** begin Supplied entries **

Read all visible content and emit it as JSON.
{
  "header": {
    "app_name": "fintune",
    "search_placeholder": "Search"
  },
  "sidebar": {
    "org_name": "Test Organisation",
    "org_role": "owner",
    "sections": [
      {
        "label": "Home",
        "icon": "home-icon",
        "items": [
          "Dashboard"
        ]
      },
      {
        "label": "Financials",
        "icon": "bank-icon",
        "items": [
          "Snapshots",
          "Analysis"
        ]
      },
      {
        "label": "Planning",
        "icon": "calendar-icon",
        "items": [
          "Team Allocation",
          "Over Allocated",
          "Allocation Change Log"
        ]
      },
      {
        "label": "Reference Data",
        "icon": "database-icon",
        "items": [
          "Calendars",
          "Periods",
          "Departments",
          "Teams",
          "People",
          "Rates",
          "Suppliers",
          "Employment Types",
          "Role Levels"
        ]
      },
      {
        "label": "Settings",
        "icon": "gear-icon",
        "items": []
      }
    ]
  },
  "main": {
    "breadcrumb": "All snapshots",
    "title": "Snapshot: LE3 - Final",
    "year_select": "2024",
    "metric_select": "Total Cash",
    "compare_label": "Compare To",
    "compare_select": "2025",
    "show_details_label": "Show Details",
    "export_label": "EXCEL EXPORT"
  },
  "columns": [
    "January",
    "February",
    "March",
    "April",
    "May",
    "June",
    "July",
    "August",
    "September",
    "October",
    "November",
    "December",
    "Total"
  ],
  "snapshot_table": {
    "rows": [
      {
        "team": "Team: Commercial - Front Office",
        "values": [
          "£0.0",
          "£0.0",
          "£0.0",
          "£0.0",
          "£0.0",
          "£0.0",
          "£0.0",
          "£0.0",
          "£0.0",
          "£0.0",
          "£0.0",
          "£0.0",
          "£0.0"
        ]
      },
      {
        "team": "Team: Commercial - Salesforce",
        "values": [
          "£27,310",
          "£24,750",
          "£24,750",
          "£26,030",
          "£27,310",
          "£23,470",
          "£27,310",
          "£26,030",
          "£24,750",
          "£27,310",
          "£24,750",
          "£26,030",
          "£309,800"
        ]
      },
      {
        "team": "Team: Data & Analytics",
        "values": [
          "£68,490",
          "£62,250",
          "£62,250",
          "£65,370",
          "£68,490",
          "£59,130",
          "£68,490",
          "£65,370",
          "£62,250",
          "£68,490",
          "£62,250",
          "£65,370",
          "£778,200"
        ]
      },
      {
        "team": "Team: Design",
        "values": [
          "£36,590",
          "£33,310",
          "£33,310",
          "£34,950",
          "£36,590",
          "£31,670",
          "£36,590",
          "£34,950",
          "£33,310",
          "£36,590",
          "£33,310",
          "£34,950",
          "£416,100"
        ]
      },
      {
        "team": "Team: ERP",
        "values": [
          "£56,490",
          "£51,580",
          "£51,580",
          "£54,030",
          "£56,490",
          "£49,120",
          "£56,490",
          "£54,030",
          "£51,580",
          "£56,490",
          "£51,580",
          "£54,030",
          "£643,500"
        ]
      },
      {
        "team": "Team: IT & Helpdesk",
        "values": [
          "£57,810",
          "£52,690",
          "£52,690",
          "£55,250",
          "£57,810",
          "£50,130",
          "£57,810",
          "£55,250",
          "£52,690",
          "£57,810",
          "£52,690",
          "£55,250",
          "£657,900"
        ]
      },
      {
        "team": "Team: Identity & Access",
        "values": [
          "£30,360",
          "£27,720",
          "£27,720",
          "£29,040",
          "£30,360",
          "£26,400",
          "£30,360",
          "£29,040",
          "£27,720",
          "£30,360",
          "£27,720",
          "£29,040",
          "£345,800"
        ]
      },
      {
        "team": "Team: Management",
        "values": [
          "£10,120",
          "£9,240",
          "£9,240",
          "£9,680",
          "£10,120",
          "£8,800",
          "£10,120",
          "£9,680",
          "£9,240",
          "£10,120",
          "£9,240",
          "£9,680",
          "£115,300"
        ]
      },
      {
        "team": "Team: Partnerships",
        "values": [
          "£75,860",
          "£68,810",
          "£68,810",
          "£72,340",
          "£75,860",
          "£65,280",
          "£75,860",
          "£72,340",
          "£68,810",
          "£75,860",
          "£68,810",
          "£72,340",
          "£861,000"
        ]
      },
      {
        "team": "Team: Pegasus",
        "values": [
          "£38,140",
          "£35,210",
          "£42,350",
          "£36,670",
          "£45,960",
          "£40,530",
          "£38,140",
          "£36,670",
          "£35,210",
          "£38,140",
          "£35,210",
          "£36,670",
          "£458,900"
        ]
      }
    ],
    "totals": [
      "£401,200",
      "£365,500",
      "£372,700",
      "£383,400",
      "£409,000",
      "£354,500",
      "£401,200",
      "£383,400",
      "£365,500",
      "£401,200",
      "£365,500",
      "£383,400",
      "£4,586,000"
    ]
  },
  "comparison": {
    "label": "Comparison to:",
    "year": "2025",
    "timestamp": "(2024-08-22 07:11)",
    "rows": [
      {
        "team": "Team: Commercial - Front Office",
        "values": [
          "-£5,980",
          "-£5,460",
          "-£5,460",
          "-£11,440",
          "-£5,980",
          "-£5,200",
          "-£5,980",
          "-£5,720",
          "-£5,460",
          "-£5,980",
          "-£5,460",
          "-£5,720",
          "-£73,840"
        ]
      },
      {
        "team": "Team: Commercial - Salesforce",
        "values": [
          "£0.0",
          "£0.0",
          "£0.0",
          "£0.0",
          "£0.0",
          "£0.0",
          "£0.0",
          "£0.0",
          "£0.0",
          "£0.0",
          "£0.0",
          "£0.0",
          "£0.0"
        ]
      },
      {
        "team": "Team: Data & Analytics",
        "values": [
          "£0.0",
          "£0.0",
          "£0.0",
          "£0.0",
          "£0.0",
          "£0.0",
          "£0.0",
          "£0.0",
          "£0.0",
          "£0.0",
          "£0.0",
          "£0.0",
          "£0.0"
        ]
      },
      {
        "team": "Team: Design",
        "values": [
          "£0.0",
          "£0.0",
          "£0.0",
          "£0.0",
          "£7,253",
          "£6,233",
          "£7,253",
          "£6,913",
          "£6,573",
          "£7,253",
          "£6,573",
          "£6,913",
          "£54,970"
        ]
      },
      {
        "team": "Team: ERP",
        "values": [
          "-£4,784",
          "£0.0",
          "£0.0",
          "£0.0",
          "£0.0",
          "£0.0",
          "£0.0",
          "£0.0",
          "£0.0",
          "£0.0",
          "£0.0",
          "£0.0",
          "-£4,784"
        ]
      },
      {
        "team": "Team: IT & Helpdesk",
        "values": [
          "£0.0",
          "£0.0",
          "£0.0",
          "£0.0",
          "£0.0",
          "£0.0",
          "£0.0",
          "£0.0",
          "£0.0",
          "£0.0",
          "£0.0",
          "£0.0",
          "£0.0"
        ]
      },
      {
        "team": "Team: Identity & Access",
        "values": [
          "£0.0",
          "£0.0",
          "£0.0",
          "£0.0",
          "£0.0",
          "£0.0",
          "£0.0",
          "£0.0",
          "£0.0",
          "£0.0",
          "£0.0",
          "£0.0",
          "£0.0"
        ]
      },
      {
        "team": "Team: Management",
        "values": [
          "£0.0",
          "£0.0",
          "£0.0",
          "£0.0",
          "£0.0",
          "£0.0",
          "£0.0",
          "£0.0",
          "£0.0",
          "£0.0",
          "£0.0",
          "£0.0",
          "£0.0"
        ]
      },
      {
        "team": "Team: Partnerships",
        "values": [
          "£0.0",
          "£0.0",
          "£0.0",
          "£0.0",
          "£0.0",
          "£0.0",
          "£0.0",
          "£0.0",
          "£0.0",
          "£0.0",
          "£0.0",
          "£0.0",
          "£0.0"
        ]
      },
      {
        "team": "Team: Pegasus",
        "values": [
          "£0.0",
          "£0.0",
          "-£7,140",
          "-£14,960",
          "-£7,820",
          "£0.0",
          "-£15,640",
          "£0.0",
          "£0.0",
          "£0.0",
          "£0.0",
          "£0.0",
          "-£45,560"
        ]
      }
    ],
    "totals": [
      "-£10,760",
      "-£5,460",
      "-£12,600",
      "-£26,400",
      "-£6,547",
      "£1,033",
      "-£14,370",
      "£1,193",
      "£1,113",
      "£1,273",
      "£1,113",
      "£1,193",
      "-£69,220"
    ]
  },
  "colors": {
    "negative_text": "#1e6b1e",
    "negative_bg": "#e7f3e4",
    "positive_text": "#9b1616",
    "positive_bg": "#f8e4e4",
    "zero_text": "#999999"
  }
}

** end Supplied entries **

Work required. Find how many lines in the records contain the string "icon", then give the number alone.

Task response. 5